AIM OF THE TASK
Extract, from the listing that follows, each line containing the word "circuit".

** Begin DATA PROVIDED **

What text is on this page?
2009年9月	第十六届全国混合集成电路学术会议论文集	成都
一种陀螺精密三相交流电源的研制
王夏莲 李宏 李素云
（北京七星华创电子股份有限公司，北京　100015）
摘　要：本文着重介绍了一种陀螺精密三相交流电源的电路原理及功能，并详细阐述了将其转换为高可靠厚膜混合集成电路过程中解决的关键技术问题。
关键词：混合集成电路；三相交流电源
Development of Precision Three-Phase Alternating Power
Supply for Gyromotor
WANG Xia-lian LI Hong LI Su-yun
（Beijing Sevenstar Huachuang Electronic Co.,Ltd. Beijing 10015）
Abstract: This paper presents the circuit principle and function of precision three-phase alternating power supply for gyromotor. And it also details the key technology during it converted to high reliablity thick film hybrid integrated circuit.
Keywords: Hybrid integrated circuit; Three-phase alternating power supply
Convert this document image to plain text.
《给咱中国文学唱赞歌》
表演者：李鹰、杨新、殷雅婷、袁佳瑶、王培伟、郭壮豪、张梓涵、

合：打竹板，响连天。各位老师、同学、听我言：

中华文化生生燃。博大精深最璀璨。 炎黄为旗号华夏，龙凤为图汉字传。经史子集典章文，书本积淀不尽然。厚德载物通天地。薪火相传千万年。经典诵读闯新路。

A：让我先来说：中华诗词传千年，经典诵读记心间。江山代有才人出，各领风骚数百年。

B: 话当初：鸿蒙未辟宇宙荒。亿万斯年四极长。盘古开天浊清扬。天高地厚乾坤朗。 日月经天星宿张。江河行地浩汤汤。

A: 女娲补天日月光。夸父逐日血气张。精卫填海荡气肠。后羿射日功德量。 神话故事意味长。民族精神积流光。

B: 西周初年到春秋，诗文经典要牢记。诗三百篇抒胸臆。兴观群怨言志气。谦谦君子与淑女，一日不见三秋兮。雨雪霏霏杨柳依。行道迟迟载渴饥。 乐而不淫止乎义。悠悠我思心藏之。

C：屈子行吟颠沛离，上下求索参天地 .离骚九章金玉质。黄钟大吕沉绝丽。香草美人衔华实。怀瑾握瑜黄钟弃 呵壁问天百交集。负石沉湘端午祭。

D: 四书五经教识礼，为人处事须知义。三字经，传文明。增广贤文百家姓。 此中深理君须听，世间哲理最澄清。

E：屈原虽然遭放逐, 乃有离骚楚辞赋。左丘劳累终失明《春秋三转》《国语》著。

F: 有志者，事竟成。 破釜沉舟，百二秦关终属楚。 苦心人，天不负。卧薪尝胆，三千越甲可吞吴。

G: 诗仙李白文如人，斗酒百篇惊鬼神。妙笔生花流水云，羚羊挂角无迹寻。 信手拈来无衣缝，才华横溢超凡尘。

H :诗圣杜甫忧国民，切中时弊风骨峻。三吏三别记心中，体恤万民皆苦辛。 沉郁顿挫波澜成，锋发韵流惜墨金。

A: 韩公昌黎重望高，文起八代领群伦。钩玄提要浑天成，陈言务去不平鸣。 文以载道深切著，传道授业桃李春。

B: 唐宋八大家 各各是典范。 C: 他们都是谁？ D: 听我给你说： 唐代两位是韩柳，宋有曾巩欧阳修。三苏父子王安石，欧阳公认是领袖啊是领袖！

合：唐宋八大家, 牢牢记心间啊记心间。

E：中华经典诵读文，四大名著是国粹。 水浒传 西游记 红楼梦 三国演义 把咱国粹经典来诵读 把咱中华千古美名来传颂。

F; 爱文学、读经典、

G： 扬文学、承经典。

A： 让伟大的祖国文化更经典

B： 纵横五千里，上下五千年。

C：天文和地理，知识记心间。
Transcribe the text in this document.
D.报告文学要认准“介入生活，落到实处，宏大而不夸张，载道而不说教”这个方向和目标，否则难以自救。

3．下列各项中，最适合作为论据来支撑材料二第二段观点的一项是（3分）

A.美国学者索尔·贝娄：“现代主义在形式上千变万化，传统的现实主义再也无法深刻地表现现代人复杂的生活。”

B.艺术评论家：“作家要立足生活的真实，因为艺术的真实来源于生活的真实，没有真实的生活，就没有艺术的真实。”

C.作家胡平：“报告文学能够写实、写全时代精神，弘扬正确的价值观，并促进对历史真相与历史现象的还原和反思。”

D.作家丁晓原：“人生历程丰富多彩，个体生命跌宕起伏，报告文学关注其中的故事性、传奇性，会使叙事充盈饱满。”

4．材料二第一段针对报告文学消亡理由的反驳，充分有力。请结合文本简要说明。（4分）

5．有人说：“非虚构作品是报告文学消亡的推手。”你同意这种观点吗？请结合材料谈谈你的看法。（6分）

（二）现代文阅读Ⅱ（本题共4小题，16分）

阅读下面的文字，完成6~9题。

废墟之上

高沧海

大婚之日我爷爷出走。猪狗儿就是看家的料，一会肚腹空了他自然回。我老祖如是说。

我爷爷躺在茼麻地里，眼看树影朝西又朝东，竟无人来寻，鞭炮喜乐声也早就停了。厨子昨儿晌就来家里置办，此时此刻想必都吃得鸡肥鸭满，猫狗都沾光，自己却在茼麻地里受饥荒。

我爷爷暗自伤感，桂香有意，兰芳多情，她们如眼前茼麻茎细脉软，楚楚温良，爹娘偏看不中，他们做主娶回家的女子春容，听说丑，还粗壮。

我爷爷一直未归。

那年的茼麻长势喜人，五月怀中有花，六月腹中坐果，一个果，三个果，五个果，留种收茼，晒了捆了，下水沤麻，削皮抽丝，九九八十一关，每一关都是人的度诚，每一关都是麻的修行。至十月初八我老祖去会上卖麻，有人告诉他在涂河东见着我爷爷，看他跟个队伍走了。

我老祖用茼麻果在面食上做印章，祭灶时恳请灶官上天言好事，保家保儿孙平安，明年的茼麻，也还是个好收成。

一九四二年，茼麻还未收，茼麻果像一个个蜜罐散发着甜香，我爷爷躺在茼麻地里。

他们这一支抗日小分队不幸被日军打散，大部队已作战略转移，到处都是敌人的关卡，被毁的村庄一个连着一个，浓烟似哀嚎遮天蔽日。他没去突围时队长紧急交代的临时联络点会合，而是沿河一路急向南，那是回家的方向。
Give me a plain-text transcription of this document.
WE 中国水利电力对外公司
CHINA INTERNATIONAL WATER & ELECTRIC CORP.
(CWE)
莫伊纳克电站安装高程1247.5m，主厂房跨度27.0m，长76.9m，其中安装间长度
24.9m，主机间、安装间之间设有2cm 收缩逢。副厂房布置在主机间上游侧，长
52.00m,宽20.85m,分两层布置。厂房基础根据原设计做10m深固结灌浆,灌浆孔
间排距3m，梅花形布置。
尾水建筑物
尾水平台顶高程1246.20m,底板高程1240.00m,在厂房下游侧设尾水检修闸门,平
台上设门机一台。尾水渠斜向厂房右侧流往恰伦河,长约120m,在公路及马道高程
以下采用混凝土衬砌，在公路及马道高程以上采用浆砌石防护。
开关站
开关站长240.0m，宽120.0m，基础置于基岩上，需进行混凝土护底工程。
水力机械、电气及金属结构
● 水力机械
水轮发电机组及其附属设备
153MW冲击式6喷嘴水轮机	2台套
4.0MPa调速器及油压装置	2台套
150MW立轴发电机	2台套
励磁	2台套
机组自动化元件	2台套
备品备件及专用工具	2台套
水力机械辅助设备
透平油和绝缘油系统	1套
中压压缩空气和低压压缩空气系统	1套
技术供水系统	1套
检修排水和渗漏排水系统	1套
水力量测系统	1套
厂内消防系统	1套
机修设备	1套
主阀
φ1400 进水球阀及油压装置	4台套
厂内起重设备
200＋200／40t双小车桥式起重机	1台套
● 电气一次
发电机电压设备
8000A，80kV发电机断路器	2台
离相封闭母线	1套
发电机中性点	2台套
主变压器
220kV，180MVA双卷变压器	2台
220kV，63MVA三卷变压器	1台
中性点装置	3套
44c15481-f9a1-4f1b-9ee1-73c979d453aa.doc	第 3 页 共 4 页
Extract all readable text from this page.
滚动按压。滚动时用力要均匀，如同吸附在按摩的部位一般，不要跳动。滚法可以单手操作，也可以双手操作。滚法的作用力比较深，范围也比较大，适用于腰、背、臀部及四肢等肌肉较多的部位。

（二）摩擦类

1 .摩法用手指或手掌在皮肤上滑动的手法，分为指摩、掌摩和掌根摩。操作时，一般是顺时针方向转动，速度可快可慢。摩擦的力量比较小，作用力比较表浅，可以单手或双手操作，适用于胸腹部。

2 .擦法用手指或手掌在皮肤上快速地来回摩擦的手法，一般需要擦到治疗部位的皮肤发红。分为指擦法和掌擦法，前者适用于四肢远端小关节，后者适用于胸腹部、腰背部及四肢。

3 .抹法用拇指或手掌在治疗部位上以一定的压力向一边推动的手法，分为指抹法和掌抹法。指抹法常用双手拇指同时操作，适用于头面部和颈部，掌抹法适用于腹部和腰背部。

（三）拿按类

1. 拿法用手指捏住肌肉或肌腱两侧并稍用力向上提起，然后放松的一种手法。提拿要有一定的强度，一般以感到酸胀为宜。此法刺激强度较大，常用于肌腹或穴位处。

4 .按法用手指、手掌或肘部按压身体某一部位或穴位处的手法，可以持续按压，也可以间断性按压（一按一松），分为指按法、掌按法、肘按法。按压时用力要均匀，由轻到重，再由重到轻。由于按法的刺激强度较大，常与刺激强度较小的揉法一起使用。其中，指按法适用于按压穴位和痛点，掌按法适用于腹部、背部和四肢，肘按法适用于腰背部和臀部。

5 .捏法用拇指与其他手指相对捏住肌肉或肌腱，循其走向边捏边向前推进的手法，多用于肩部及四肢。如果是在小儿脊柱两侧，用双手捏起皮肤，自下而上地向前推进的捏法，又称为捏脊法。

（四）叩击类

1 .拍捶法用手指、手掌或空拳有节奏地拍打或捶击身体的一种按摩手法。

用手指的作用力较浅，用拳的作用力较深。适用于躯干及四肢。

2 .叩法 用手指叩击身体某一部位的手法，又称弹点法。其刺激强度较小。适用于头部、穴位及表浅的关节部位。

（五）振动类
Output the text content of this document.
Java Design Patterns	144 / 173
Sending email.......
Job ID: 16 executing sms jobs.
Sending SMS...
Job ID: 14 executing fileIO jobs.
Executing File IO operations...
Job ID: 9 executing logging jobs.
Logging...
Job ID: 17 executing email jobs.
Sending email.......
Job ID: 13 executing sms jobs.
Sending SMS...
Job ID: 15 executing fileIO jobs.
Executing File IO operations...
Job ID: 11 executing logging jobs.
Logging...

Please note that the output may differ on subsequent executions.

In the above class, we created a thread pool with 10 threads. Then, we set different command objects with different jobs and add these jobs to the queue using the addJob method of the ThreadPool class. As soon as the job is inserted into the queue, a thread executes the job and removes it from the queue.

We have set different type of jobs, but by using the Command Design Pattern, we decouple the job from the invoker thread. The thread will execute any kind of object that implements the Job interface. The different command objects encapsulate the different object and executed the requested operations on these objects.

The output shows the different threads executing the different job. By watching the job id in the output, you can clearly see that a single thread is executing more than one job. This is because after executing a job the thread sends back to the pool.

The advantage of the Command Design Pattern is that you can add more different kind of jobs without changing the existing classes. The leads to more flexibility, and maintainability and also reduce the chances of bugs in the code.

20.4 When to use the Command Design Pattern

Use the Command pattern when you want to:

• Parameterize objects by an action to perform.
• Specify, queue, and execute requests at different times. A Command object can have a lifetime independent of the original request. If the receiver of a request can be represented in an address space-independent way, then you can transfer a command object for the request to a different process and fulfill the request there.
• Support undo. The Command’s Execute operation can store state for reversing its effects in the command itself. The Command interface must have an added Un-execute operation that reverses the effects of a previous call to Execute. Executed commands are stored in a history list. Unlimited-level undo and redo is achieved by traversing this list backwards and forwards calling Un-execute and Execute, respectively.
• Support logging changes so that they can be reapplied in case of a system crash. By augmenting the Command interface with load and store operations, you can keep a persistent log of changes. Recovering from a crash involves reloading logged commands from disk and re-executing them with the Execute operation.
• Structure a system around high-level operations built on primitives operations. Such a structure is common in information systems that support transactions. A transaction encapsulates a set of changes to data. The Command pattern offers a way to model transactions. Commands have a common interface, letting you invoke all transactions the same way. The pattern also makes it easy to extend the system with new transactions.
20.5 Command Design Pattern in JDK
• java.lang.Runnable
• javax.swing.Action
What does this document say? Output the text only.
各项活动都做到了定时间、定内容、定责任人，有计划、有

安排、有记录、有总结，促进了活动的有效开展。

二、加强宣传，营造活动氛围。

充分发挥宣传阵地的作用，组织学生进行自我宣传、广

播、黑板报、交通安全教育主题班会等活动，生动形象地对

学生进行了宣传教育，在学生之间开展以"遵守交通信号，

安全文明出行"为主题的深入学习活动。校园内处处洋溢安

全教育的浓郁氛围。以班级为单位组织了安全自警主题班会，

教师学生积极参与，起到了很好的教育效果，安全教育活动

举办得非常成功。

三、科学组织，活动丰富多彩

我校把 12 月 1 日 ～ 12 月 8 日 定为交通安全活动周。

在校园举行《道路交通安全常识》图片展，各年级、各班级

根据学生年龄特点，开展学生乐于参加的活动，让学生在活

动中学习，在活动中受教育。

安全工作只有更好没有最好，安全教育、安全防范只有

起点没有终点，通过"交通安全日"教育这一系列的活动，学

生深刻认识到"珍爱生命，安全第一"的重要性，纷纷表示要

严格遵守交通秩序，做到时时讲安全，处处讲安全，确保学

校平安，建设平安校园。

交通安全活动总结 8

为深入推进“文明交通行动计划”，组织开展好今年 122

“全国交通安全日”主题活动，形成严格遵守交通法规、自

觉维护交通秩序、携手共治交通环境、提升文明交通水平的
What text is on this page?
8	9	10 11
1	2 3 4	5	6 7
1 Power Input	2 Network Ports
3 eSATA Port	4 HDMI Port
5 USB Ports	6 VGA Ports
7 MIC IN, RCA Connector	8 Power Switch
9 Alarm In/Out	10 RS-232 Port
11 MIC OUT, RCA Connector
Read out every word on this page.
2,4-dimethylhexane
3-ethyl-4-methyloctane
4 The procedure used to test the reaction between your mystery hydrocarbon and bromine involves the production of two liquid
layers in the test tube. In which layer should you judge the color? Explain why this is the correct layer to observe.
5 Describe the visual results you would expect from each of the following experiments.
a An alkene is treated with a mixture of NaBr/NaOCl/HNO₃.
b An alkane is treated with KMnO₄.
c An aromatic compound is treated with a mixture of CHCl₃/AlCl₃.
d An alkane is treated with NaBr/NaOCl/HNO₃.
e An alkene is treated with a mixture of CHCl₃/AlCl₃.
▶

** End DATA PROVIDED **

COMPLETED EXERCISE
Abstract: This paper presents the circuit principle and function of precision three-phase alternating power supply for gyromotor. And it also details the key technology during it converted to high reliablity thick film hybrid integrated circuit.
Keywords: Hybrid integrated circuit; Three-phase alternating power supply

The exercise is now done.